-------- Material shown

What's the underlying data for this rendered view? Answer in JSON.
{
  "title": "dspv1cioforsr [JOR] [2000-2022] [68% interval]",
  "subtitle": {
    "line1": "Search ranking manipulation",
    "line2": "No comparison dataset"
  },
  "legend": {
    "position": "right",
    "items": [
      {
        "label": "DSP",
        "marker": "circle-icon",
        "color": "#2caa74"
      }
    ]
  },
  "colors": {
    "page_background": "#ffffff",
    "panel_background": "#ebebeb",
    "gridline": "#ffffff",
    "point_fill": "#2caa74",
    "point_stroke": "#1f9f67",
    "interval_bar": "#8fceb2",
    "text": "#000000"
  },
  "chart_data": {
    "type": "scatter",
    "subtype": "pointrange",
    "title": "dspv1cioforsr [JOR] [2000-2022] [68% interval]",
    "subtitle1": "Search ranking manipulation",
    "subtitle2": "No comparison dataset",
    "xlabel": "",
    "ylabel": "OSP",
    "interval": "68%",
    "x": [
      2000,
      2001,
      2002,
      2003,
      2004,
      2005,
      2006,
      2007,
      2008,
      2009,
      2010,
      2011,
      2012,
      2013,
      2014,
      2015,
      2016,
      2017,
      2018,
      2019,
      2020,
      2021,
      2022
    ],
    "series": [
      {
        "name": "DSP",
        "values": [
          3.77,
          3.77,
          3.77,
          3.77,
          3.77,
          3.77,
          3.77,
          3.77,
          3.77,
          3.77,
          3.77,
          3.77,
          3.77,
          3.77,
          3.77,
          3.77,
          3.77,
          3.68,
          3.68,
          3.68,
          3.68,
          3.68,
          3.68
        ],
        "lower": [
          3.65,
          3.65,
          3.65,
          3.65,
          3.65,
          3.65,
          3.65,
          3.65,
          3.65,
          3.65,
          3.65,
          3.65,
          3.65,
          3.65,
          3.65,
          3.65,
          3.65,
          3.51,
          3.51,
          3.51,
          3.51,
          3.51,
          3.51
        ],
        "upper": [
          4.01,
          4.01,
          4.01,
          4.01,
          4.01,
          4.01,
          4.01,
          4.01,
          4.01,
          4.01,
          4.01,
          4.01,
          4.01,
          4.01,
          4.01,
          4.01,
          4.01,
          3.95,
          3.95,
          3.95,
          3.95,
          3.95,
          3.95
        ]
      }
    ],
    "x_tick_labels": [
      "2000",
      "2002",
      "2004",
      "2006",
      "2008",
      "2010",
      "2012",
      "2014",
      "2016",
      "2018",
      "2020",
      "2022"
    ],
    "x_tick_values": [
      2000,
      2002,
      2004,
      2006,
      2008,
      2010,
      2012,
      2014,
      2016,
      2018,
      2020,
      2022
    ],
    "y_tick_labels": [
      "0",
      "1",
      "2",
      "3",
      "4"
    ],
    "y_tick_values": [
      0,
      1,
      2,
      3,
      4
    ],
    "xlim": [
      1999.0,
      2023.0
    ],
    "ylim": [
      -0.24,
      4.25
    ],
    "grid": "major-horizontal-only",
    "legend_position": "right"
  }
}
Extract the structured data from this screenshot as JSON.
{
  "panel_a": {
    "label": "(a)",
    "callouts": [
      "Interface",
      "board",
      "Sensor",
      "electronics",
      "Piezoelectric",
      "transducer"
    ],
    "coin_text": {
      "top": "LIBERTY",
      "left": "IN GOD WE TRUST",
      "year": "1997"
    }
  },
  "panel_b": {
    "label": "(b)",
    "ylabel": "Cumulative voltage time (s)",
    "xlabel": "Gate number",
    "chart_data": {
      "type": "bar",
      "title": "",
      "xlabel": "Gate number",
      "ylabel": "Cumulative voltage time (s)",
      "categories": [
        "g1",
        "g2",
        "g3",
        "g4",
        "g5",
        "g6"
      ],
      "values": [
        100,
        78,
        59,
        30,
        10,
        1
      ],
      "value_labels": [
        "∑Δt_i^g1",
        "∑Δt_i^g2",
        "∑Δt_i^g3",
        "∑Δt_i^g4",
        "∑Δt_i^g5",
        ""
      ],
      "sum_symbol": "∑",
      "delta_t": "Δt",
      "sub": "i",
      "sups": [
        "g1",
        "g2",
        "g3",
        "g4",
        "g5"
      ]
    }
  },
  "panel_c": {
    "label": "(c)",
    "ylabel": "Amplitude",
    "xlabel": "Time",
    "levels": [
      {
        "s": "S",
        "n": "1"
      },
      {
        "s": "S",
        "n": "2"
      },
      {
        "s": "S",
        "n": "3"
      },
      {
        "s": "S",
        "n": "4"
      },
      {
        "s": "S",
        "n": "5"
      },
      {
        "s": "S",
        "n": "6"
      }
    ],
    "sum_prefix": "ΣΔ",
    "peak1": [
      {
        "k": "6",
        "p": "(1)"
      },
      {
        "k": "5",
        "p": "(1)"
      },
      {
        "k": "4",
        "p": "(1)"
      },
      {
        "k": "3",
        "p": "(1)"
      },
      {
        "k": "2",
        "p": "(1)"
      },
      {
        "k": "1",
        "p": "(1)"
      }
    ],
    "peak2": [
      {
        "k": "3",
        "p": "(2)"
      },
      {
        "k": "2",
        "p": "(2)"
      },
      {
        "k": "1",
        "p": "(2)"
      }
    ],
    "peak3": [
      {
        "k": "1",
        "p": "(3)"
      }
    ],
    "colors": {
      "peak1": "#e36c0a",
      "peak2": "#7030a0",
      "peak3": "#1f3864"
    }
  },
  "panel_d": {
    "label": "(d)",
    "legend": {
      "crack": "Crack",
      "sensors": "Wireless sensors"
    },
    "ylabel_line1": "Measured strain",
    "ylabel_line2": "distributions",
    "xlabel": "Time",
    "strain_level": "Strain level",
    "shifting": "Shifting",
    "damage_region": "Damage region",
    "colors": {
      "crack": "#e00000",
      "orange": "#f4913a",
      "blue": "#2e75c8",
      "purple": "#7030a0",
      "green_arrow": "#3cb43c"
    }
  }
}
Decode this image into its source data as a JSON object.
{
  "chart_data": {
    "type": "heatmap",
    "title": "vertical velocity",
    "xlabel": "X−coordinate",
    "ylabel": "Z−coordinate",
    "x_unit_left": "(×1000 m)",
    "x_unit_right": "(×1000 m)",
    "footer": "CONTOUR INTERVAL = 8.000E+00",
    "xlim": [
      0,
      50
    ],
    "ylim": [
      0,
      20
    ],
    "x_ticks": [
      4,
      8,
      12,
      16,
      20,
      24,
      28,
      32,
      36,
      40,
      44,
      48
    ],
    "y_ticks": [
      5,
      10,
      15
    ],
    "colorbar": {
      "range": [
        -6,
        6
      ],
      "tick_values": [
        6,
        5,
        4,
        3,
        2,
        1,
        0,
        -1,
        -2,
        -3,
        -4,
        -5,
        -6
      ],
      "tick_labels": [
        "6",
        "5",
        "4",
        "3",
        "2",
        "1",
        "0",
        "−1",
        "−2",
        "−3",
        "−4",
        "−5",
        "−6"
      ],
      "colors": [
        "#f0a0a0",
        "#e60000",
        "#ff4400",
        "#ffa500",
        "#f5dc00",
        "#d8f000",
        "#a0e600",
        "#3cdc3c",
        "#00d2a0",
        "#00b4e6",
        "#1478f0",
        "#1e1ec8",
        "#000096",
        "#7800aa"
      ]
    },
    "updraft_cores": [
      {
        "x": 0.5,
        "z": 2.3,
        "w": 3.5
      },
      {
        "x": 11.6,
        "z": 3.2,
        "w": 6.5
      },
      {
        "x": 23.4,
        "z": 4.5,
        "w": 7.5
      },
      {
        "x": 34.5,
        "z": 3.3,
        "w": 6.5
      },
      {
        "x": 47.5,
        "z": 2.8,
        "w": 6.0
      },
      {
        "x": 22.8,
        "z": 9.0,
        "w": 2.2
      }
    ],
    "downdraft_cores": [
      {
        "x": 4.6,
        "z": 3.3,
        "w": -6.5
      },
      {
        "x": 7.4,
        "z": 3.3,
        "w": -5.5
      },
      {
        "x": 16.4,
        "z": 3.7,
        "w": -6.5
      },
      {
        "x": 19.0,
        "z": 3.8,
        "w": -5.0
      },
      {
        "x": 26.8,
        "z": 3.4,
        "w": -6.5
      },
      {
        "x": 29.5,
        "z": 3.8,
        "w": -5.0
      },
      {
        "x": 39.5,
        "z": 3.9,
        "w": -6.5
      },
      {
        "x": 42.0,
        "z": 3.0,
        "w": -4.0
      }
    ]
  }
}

----------------

> **What you need to do**
Report only the number of lines in the listing that contain the word "ranking".

> **Finished answer**
2